[What you should do] Retype every entry in its entirety, without alteration.
++++ Task material ++++
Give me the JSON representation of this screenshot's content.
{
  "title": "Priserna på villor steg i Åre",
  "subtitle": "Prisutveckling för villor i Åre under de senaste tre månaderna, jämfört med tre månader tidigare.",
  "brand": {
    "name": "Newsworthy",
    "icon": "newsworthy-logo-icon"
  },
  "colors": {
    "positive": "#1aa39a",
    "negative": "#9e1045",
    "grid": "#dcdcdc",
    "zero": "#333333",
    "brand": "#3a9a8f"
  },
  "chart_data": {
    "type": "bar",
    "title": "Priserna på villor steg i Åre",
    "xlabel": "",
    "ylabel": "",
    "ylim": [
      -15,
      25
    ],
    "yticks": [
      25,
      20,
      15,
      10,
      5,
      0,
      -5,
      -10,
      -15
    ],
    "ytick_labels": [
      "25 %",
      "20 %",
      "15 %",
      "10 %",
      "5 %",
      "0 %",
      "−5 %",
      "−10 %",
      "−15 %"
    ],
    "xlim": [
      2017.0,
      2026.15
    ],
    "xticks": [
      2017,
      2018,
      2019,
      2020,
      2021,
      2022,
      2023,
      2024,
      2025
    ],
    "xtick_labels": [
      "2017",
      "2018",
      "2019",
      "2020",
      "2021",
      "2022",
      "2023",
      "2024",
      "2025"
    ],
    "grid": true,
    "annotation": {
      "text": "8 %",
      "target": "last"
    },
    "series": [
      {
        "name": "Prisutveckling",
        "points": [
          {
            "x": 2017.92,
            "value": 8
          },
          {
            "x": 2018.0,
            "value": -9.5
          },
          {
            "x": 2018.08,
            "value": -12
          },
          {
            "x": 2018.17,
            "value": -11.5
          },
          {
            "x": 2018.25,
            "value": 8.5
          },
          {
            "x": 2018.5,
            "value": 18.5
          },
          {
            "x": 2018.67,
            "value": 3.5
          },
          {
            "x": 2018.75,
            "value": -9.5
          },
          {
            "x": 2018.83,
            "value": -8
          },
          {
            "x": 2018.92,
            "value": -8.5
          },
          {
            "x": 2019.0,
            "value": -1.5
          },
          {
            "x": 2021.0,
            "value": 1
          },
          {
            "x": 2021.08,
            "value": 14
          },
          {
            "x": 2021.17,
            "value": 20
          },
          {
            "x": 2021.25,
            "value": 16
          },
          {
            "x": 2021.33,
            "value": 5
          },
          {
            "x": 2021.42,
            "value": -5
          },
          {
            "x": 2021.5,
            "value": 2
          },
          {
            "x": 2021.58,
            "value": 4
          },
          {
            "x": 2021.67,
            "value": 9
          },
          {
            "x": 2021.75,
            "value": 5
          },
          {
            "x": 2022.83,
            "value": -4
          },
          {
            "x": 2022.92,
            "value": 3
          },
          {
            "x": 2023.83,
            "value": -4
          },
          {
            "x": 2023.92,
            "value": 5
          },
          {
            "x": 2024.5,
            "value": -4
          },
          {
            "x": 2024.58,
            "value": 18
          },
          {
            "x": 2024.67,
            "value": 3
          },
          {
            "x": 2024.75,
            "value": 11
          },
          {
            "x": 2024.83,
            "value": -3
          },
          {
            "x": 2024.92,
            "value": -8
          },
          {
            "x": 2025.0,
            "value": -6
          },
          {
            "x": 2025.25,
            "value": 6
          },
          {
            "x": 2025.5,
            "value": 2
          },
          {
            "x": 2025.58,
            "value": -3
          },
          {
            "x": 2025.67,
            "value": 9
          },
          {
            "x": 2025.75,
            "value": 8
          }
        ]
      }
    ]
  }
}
++++
[The output]
Give me the JSON representation of this screenshot's content.
{
  "title": "Priserna på villor steg i Åre",
  "subtitle": "Prisutveckling för villor i Åre under de senaste tre månaderna, jämfört med tre månader tidigare.",
  "brand": {
    "name": "Newsworthy",
    "icon": "newsworthy-logo-icon"
  },
  "colors": {
    "positive": "#1aa39a",
    "negative": "#9e1045",
    "grid": "#dcdcdc",
    "zero": "#333333",
    "brand": "#3a9a8f"
  },
  "chart_data": {
    "type": "bar",
    "title": "Priserna på villor steg i Åre",
    "xlabel": "",
    "ylabel": "",
    "ylim": [
      -15,
      25
    ],
    "yticks": [
      25,
      20,
      15,
      10,
      5,
      0,
      -5,
      -10,
      -15
    ],
    "ytick_labels": [
      "25 %",
      "20 %",
      "15 %",
      "10 %",
      "5 %",
      "0 %",
      "−5 %",
      "−10 %",
      "−15 %"
    ],
    "xlim": [
      2017.0,
      2026.15
    ],
    "xticks": [
      2017,
      2018,
      2019,
      2020,
      2021,
      2022,
      2023,
      2024,
      2025
    ],
    "xtick_labels": [
      "2017",
      "2018",
      "2019",
      "2020",
      "2021",
      "2022",
      "2023",
      "2024",
      "2025"
    ],
    "grid": true,
    "annotation": {
      "text": "8 %",
      "target": "last"
    },
    "series": [
      {
        "name": "Prisutveckling",
        "points": [
          {
            "x": 2017.92,
            "value": 8
          },
          {
            "x": 2018.0,
            "value": -9.5
          },
          {
            "x": 2018.08,
            "value": -12
          },
          {
            "x": 2018.17,
            "value": -11.5
          },
          {
            "x": 2018.25,
            "value": 8.5
          },
          {
            "x": 2018.5,
            "value": 18.5
          },
          {
            "x": 2018.67,
            "value": 3.5
          },
          {
            "x": 2018.75,
            "value": -9.5
          },
          {
            "x": 2018.83,
            "value": -8
          },
          {
            "x": 2018.92,
            "value": -8.5
          },
          {
            "x": 2019.0,
            "value": -1.5
          },
          {
            "x": 2021.0,
            "value": 1
          },
          {
            "x": 2021.08,
            "value": 14
          },
          {
            "x": 2021.17,
            "value": 20
          },
          {
            "x": 2021.25,
            "value": 16
          },
          {
            "x": 2021.33,
            "value": 5
          },
          {
            "x": 2021.42,
            "value": -5
          },
          {
            "x": 2021.5,
            "value": 2
          },
          {
            "x": 2021.58,
            "value": 4
          },
          {
            "x": 2021.67,
            "value": 9
          },
          {
            "x": 2021.75,
            "value": 5
          },
          {
            "x": 2022.83,
            "value": -4
          },
          {
            "x": 2022.92,
            "value": 3
          },
          {
            "x": 2023.83,
            "value": -4
          },
          {
            "x": 2023.92,
            "value": 5
          },
          {
            "x": 2024.5,
            "value": -4
          },
          {
            "x": 2024.58,
            "value": 18
          },
          {
            "x": 2024.67,
            "value": 3
          },
          {
            "x": 2024.75,
            "value": 11
          },
          {
            "x": 2024.83,
            "value": -3
          },
          {
            "x": 2024.92,
            "value": -8
          },
          {
            "x": 2025.0,
            "value": -6
          },
          {
            "x": 2025.25,
            "value": 6
          },
          {
            "x": 2025.5,
            "value": 2
          },
          {
            "x": 2025.58,
            "value": -3
          },
          {
            "x": 2025.67,
            "value": 9
          },
          {
            "x": 2025.75,
            "value": 8
          }
        ]
      }
    ]
  }
}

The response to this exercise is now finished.